"""
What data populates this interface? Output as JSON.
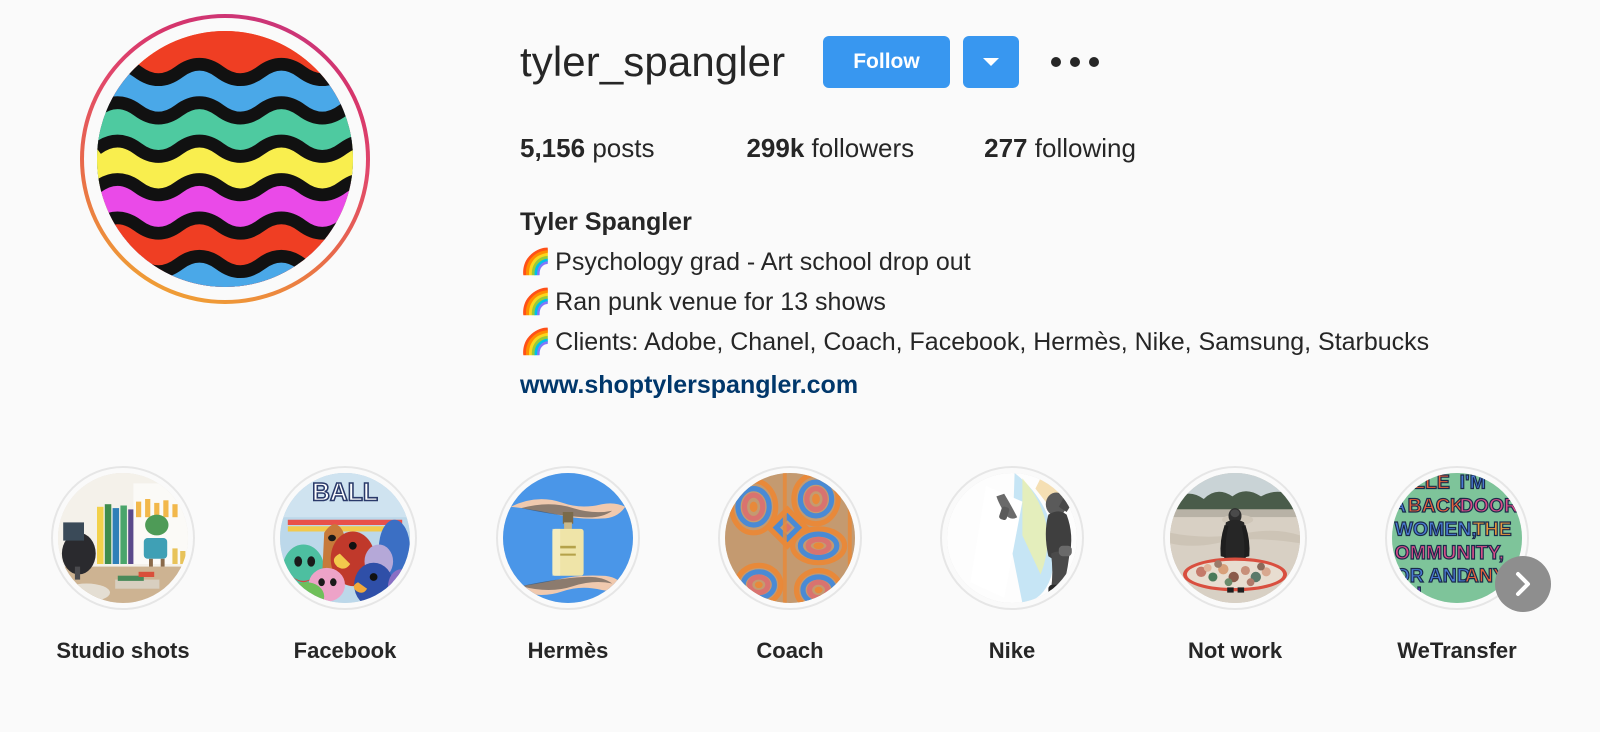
{
  "profile": {
    "username": "tyler_spangler",
    "full_name": "Tyler Spangler",
    "avatar_alt": "rainbow-wave-stripes-avatar"
  },
  "actions": {
    "follow_label": "Follow",
    "dropdown_icon": "chevron-down-icon",
    "more_icon": "more-options-icon"
  },
  "stats": {
    "posts_count": "5,156",
    "posts_label": "posts",
    "followers_count": "299k",
    "followers_label": "followers",
    "following_count": "277",
    "following_label": "following"
  },
  "bio": {
    "line1_emoji": "🌈",
    "line1": "Psychology grad - Art school drop out",
    "line2_emoji": "🌈",
    "line2": "Ran punk venue for 13 shows",
    "line3_emoji": "🌈",
    "line3": "Clients: Adobe, Chanel, Coach, Facebook, Hermès, Nike, Samsung, Starbucks",
    "website": "www.shoptylerspangler.com"
  },
  "highlights": [
    {
      "label": "Studio shots",
      "thumb": "studio-interior-surfboards"
    },
    {
      "label": "Facebook",
      "thumb": "animal-collage-ball"
    },
    {
      "label": "Hermès",
      "thumb": "perfume-bottle-hands-blue"
    },
    {
      "label": "Coach",
      "thumb": "concentric-oval-pattern-tan"
    },
    {
      "label": "Nike",
      "thumb": "athlete-watercolor-white"
    },
    {
      "label": "Not work",
      "thumb": "beach-surfboard-person"
    },
    {
      "label": "WeTransfer",
      "thumb": "green-block-typography"
    }
  ],
  "carousel": {
    "next_icon": "chevron-right-icon"
  },
  "colors": {
    "accent_blue": "#3897f0",
    "link_navy": "#00376b",
    "text_primary": "#262626",
    "background": "#fafafa",
    "ring_start": "#c13584",
    "ring_end": "#f2a93b"
  }
}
"""
Find how many lines include the string "icon" and report that number alone.

== SOLUTION TO THIS EXERCISE ==
3